_Extracted data entries_

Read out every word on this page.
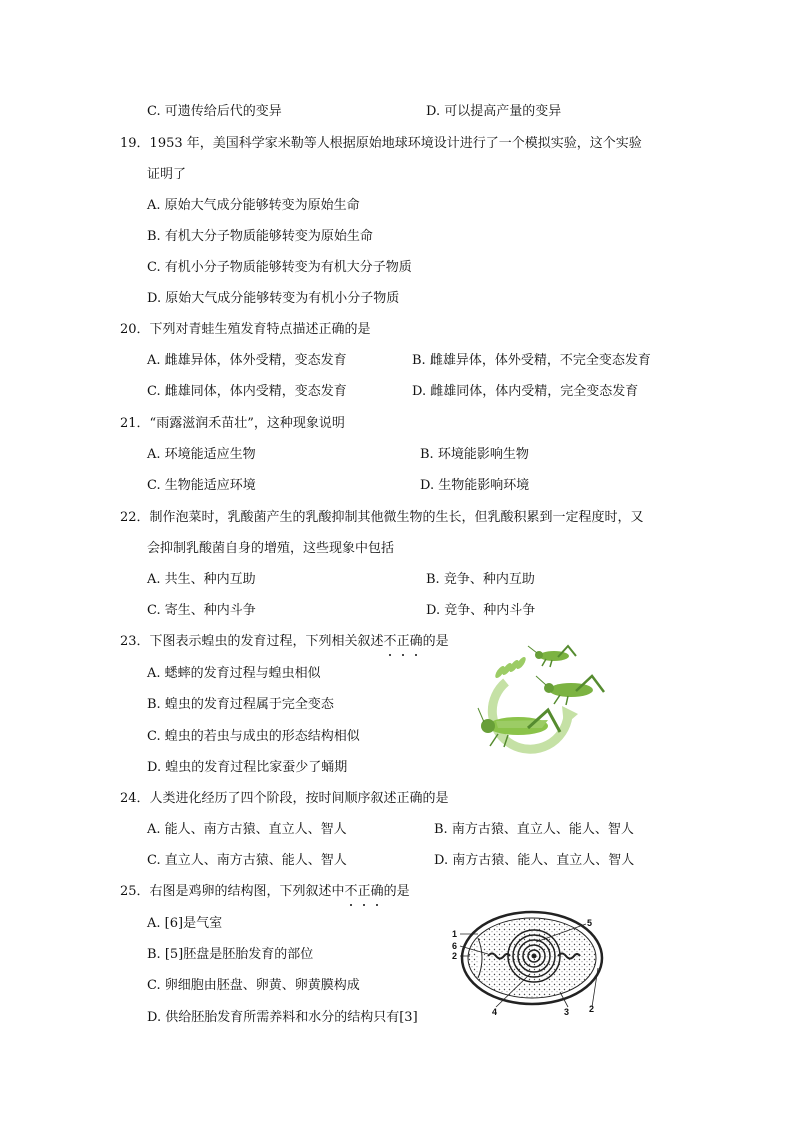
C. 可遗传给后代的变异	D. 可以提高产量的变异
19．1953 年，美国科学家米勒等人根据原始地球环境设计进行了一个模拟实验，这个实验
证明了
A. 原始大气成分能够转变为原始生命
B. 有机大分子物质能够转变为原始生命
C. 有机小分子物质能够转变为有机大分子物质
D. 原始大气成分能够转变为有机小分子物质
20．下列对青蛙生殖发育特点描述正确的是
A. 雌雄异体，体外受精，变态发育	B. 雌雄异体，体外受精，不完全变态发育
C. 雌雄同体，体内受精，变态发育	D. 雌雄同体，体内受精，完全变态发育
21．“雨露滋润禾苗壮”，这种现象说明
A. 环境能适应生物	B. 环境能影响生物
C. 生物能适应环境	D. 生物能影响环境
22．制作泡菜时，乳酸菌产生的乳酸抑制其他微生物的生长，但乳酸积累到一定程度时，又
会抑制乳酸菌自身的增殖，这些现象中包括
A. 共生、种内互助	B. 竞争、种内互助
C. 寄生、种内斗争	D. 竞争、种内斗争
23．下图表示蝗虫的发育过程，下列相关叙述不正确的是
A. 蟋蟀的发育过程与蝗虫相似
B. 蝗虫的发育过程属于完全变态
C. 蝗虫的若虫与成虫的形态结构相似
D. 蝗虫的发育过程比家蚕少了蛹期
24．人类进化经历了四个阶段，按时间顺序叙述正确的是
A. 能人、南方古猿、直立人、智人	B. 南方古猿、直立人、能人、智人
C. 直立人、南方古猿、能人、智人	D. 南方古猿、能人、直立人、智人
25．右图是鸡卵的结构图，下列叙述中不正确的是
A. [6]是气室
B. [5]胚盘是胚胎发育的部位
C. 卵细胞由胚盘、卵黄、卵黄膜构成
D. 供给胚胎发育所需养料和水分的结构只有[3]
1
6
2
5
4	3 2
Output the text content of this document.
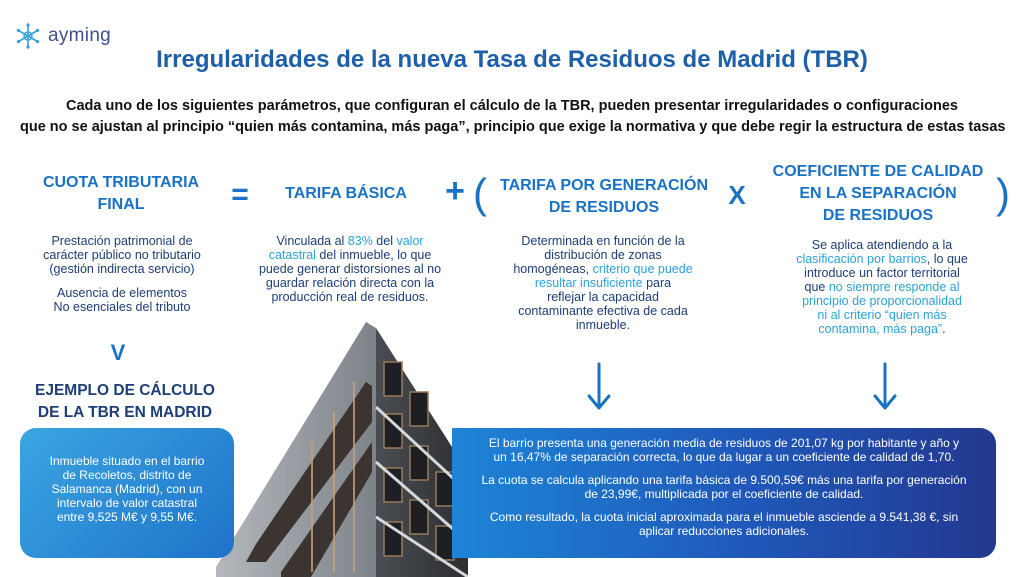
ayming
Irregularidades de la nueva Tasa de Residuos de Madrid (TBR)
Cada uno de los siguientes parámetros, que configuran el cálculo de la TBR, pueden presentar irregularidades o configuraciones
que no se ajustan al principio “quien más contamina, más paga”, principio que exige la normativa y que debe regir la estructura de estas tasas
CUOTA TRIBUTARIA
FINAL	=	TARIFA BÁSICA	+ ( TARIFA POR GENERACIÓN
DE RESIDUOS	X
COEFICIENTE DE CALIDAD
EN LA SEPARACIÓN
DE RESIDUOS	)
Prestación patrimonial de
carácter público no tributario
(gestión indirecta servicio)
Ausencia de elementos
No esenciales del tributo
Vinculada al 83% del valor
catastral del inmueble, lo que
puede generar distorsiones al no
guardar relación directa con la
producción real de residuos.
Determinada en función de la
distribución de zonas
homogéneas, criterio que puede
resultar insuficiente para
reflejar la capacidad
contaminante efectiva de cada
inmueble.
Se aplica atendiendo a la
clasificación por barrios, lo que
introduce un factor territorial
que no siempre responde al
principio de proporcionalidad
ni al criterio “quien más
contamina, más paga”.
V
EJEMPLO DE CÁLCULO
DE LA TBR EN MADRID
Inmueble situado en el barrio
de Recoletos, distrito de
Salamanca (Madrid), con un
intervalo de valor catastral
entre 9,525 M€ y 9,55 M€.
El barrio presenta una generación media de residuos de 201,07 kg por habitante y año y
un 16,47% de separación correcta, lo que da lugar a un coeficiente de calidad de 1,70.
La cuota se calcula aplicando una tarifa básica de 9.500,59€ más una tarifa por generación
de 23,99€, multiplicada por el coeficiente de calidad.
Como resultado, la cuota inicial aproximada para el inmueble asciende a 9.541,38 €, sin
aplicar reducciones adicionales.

_Task details_
Print out the whole of the material word for word, without pictures.

_Task output_
Read out every word on this page.
C. 可遗传给后代的变异	D. 可以提高产量的变异
19．1953 年，美国科学家米勒等人根据原始地球环境设计进行了一个模拟实验，这个实验
证明了
A. 原始大气成分能够转变为原始生命
B. 有机大分子物质能够转变为原始生命
C. 有机小分子物质能够转变为有机大分子物质
D. 原始大气成分能够转变为有机小分子物质
20．下列对青蛙生殖发育特点描述正确的是
A. 雌雄异体，体外受精，变态发育	B. 雌雄异体，体外受精，不完全变态发育
C. 雌雄同体，体内受精，变态发育	D. 雌雄同体，体内受精，完全变态发育
21．“雨露滋润禾苗壮”，这种现象说明
A. 环境能适应生物	B. 环境能影响生物
C. 生物能适应环境	D. 生物能影响环境
22．制作泡菜时，乳酸菌产生的乳酸抑制其他微生物的生长，但乳酸积累到一定程度时，又
会抑制乳酸菌自身的增殖，这些现象中包括
A. 共生、种内互助	B. 竞争、种内互助
C. 寄生、种内斗争	D. 竞争、种内斗争
23．下图表示蝗虫的发育过程，下列相关叙述不正确的是
A. 蟋蟀的发育过程与蝗虫相似
B. 蝗虫的发育过程属于完全变态
C. 蝗虫的若虫与成虫的形态结构相似
D. 蝗虫的发育过程比家蚕少了蛹期
24．人类进化经历了四个阶段，按时间顺序叙述正确的是
A. 能人、南方古猿、直立人、智人	B. 南方古猿、直立人、能人、智人
C. 直立人、南方古猿、能人、智人	D. 南方古猿、能人、直立人、智人
25．右图是鸡卵的结构图，下列叙述中不正确的是
A. [6]是气室
B. [5]胚盘是胚胎发育的部位
C. 卵细胞由胚盘、卵黄、卵黄膜构成
D. 供给胚胎发育所需养料和水分的结构只有[3]
1
6
2
5
4	3 2
Output the text content of this document.
ayming
Irregularidades de la nueva Tasa de Residuos de Madrid (TBR)
Cada uno de los siguientes parámetros, que configuran el cálculo de la TBR, pueden presentar irregularidades o configuraciones
que no se ajustan al principio “quien más contamina, más paga”, principio que exige la normativa y que debe regir la estructura de estas tasas
CUOTA TRIBUTARIA
FINAL	=	TARIFA BÁSICA	+ ( TARIFA POR GENERACIÓN
DE RESIDUOS	X
COEFICIENTE DE CALIDAD
EN LA SEPARACIÓN
DE RESIDUOS	)
Prestación patrimonial de
carácter público no tributario
(gestión indirecta servicio)
Ausencia de elementos
No esenciales del tributo
Vinculada al 83% del valor
catastral del inmueble, lo que
puede generar distorsiones al no
guardar relación directa con la
producción real de residuos.
Determinada en función de la
distribución de zonas
homogéneas, criterio que puede
resultar insuficiente para
reflejar la capacidad
contaminante efectiva de cada
inmueble.
Se aplica atendiendo a la
clasificación por barrios, lo que
introduce un factor territorial
que no siempre responde al
principio de proporcionalidad
ni al criterio “quien más
contamina, más paga”.
V
EJEMPLO DE CÁLCULO
DE LA TBR EN MADRID
Inmueble situado en el barrio
de Recoletos, distrito de
Salamanca (Madrid), con un
intervalo de valor catastral
entre 9,525 M€ y 9,55 M€.
El barrio presenta una generación media de residuos de 201,07 kg por habitante y año y
un 16,47% de separación correcta, lo que da lugar a un coeficiente de calidad de 1,70.
La cuota se calcula aplicando una tarifa básica de 9.500,59€ más una tarifa por generación
de 23,99€, multiplicada por el coeficiente de calidad.
Como resultado, la cuota inicial aproximada para el inmueble asciende a 9.541,38 €, sin
aplicar reducciones adicionales.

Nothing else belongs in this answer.